Così modificati, i vettori lentivirali sono ben tollerati dall’organismo e sono in grado di trasferire in modo efficiente il gene terapeutico.
Questo studio rappresenta quindi un ulteriore passo in avanti verso la sperimentazione clinica nell’uomo di questo tipo di terapia genica.
Obiettivo del prossimo futuro è infatti avviare uno studio clinico in collaborazione tra l’Istituto SR-Tiget e il Policlinico di Milano, per valutare sicurezza ed efficacia di questa terapia genica affetti da emofilia”.
La professoressa Flora Pejvandi Direttore della Medicina Generale Emostasi e Trombosi del Policlinico di Milano e la dottoressa Elena Santagostino Presidente di AICE, che sono intervenute, hanno evidenziato  quanto descritto.

IL LIBRO DI SALVO
Scusandomi con i miei pazienti lettori cerco di tornare al motivo dell’incontro ricordando che non è la prima volta che il nostro giornale pubblica racconti scritti da emofilici sulla loro esperienza di vita.
Il primo in ordine di tempo era stato “Sul ciglio dell’acqua” di Enrico Gentili (vedere EX di ottobre 2009 alla pagina 14 – n.d.R.).
Il significato più importante del messaggio che ogni volta abbiamo voluto dare è stato: “l’emofilico oggi vive come gli altri fra gli altri”.
Ad onor del vero quando sono stato invitato alla presentazione del libro dalla gentilissima Alessandra Camerini di Telethon conoscevo già il titolo perché era stato presentato alla giornata mondiale dell’emofilia a Milano organizzata da Fondazione Paracelso.
Da non emofilico e da sportivo accanito, il battage pubblicitario che aveva preceduto e poi seguito l’impresa di un gruppo di emofilici alla maratona newyorkese non mi aveva convinto perché ritenevo e ritengo tutt’ora che quelle sono “esagerazioni”, in tutti i campi, ma soprattutto in questo e mi avevano dato modo di intervenire ad alcuni convegni ribadendo che l’attività sportiva per un emofilico debba essere vista innanzitutto anteponendo su tutti un primo obiettivo, quello della qualità della vita.
Quando poi ho sentito parlare addirittura di “eroi” allora mi sono un poco irrigidito, ma mi  sono tenuto per me ciò che avrei voluto dire, in fondo chi sono io, per giudicare, sono soltanto un “emofilico ad honorem”.
Poi, tornato a casa, ho letto il libro di Salvo ed ho scoperto innanzitutto che ci accomunano tre passioni: la bulimia da libri, la passione per Bruce e quella per il calcio….

= COMPITI DELL'ESERCIZIO =
a) Estrai dal testo sull'emofilia il brano che comincia con "Questo studio rappresenta" e finisce con "evidenziato  quanto descritto.".
b) Nel testo sull'emofilia, da chi è arrivato l'invito alla presentazione del libro?
c) Scrivi il seguito del testo sull'emofilia, partendo da dove termina.

(Elementi da una fonte di dati)

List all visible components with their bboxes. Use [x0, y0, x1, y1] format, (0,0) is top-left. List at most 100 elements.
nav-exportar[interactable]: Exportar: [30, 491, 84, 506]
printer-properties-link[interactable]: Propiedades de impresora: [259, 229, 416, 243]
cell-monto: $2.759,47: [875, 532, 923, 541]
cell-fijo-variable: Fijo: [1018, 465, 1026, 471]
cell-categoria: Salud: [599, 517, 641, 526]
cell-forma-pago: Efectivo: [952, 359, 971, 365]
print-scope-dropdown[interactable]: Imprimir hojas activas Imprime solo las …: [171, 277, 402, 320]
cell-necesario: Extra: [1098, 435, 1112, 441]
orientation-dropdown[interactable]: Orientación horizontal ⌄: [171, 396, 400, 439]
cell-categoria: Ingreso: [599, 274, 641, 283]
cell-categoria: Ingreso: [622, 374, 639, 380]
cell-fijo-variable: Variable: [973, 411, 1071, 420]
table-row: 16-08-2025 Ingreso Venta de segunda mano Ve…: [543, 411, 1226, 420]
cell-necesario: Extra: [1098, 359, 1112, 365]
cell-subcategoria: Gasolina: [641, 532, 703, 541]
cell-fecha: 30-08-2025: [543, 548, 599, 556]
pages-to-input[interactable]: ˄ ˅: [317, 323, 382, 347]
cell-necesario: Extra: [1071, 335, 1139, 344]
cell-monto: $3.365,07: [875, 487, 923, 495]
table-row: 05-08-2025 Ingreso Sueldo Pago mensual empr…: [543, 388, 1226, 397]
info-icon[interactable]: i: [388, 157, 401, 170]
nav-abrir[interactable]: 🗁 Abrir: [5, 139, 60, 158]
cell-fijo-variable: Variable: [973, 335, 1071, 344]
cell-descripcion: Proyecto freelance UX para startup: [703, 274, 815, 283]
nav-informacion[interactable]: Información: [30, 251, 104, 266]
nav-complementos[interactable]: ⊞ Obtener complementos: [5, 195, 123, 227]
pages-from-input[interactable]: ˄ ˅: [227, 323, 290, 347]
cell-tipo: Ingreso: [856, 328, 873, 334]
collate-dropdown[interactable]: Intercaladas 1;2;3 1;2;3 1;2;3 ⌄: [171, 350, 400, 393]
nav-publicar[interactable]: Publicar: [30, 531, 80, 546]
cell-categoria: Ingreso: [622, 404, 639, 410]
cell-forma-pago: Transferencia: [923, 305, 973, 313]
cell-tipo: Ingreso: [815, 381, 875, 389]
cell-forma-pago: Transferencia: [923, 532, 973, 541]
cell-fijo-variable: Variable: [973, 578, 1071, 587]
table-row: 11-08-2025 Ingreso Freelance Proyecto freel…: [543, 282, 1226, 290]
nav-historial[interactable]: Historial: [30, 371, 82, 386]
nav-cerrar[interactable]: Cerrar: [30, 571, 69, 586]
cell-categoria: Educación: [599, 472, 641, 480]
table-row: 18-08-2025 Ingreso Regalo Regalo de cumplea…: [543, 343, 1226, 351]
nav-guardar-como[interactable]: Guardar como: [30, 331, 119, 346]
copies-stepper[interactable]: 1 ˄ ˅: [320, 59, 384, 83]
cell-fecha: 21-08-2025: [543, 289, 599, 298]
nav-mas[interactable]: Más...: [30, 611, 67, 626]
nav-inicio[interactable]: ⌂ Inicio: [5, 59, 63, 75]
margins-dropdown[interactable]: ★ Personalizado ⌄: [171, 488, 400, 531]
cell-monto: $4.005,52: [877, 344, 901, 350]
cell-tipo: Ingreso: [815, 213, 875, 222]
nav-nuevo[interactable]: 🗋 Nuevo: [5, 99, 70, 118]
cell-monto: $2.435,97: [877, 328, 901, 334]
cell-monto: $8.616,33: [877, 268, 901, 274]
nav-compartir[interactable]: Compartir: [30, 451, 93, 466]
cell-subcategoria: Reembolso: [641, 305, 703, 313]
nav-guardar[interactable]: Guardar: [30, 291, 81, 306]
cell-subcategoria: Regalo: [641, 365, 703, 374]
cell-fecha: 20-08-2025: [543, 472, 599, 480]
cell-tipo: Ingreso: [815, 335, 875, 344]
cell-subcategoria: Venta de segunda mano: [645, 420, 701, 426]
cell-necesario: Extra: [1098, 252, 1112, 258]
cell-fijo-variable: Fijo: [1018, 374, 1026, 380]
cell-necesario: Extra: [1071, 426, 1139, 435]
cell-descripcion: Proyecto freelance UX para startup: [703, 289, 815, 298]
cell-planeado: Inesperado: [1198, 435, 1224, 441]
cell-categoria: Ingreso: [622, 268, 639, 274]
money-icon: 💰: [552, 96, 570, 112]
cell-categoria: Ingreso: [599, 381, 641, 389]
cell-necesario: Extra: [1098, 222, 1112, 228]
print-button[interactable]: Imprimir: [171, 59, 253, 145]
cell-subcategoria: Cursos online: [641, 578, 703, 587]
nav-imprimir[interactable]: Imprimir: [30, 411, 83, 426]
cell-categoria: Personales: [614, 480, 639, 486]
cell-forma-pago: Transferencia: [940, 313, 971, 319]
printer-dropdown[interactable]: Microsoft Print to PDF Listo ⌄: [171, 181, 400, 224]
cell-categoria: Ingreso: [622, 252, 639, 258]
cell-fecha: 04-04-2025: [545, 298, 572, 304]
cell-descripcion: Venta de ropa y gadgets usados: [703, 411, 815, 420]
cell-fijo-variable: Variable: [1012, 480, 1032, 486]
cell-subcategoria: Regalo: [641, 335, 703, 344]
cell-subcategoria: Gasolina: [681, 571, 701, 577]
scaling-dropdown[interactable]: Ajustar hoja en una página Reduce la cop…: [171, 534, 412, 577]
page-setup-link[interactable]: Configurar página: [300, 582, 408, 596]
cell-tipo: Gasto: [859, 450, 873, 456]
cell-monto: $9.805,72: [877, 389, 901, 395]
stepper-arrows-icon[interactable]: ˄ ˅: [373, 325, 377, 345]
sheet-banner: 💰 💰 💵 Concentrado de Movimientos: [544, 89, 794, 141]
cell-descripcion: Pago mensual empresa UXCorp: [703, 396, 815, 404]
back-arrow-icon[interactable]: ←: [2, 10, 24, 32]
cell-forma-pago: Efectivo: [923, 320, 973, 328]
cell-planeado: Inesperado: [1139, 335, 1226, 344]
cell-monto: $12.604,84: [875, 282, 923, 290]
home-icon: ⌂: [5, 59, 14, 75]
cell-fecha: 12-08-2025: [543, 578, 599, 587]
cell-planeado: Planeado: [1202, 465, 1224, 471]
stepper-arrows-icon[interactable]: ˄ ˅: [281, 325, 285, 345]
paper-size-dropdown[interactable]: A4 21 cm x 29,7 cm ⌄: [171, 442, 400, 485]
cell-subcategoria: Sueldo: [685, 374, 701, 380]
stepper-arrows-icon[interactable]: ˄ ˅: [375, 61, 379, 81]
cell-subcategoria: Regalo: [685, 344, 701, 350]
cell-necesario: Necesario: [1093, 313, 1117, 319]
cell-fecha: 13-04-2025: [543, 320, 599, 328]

= ESERCIZI RISOLTI =
a)
Questo studio rappresenta quindi un ulteriore passo in avanti verso la sperimentazione clinica nell’uomo di questo tipo di terapia genica.
Obiettivo del prossimo futuro è infatti avviare uno studio clinico in collaborazione tra l’Istituto SR-Tiget e il Policlinico di Milano, per valutare sicurezza ed efficacia di questa terapia genica affetti da emofilia”.
La professoressa Flora Pejvandi Direttore della Medicina Generale Emostasi e Trombosi del Policlinico di Milano e la dottoressa Elena Santagostino Presidente di AICE, che sono intervenute, hanno evidenziato  quanto descritto.

b) Da Alessandra Camerini di Telethon.

c)
E quello io l’ho giocato veramente…
Vorrei parlare anche del libro, 266 pagine che si leggono d’un fiato, ma per me, con quella strana sensazione di “disagio”, quello dovuto alla mia opinione sulla esaltazione dell’impresa. Un’impresa del resto, raccontata in modo elegante e leggero, senza eccedere troppo ma facendoci conoscere la vita di una persona che le sue battaglie le ha combattute e che io conosco molto bene, per averle vissute assieme ad un amico/fratello e poi a fianco di altri che mi hanno insegnato molto, soprattutto a riconsiderare la mia “normale”.
Poi, a pagina 249, sotto il titolo: “Cinque pezzi facili”, Salvo ha scritto:
“Siete degli eroi”. La prima volta l’avevo sentito dire il 17 aprile 2015 al simposio della Fondazione Paracelso, quando il dottor Solimeno aveva rivelato con un qual certo contegno la nostra identità alla comunità emofilica.
Ce lo hanno ripetuto spesso, nelle occasioni pubbliche alle quali abbiamo preso parte prima e dopo la Maratona.
Talvolta ce lo hanno anche urlato, durante gli allenamenti, le persone che ci incrociavano in palestra o in piscina ed erano a conoscenza delle nostre intenzioni.
Mi ha sempre dato molto fastidio e procurato imbarazzo: un po’ perché la nostra vita quotidiana è ammorbata, soprattutto sui media (e non sto parlando solo dei social), da un’odiosa corsa all’iperbole e poi perché – non scherziamo – gli eroi sono altri.
Gli eroi sono quelli che ancora oggi lottano contro l’emofilia ad armi impari, gli stessi che prima o poi potranno forse essere i veri destinatari degli effetti della nostra impresa e potranno beneficiare di un massaggio tanto forte per migliorare la propria qualità di vita”.

Caro Salvo, dentro di me sapevo che lo avresti scritto, sapevo che sarebbe stato questo il tuo messaggio… ed anche il mio.